--- start ---
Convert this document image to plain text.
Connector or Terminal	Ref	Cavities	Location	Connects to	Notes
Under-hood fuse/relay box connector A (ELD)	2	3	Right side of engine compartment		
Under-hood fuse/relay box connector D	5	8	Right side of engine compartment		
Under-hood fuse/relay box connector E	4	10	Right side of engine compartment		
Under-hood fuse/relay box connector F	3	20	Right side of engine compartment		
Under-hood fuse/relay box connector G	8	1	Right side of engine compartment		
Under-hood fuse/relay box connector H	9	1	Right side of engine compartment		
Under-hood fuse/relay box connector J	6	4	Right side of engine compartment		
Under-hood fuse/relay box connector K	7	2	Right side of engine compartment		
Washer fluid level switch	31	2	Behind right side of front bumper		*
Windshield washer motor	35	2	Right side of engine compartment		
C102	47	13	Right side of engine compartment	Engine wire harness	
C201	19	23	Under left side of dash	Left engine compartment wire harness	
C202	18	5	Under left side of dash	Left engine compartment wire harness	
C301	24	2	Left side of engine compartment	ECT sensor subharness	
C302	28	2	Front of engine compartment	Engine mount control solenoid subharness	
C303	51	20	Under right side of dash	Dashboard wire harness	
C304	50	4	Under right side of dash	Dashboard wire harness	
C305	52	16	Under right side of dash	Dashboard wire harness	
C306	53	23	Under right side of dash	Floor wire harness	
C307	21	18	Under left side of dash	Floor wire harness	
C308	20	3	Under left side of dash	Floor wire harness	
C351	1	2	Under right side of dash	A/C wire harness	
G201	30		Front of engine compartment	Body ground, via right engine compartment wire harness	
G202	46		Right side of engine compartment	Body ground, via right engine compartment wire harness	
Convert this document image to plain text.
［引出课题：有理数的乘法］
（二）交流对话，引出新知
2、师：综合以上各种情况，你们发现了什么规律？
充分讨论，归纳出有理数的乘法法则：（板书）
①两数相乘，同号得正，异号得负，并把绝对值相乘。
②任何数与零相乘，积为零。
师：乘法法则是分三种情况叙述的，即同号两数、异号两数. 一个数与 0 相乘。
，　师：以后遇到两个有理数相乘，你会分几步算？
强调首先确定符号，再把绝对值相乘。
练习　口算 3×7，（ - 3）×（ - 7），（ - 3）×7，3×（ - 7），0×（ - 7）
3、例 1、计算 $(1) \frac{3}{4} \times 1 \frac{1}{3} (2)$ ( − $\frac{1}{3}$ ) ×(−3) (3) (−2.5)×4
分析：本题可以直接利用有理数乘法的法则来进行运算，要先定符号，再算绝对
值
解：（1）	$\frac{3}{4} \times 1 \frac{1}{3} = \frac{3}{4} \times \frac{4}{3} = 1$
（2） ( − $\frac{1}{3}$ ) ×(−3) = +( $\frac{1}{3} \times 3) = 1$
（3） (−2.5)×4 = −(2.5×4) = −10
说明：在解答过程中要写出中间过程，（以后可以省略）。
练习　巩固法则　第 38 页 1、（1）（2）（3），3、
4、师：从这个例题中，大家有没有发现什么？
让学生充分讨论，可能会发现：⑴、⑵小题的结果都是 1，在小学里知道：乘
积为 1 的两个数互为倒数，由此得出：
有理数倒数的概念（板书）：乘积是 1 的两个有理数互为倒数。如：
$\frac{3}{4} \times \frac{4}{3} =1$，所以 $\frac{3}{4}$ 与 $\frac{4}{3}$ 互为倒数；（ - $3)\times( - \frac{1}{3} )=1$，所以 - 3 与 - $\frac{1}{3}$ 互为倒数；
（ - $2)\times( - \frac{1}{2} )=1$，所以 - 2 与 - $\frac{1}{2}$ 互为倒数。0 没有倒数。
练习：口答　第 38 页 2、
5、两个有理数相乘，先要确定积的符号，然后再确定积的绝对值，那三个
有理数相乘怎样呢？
--- end ---
* [Required task]:
Extract lines where the string "dash" occurs.

* [Result for this task]:
C201	19	23	Under left side of dash	Left engine compartment wire harness	
C202	18	5	Under left side of dash	Left engine compartment wire harness	
C303	51	20	Under right side of dash	Dashboard wire harness	
C304	50	4	Under right side of dash	Dashboard wire harness	
C305	52	16	Under right side of dash	Dashboard wire harness	
C306	53	23	Under right side of dash	Floor wire harness	
C307	21	18	Under left side of dash	Floor wire harness	
C308	20	3	Under left side of dash	Floor wire harness	
C351	1	2	Under right side of dash	A/C wire harness	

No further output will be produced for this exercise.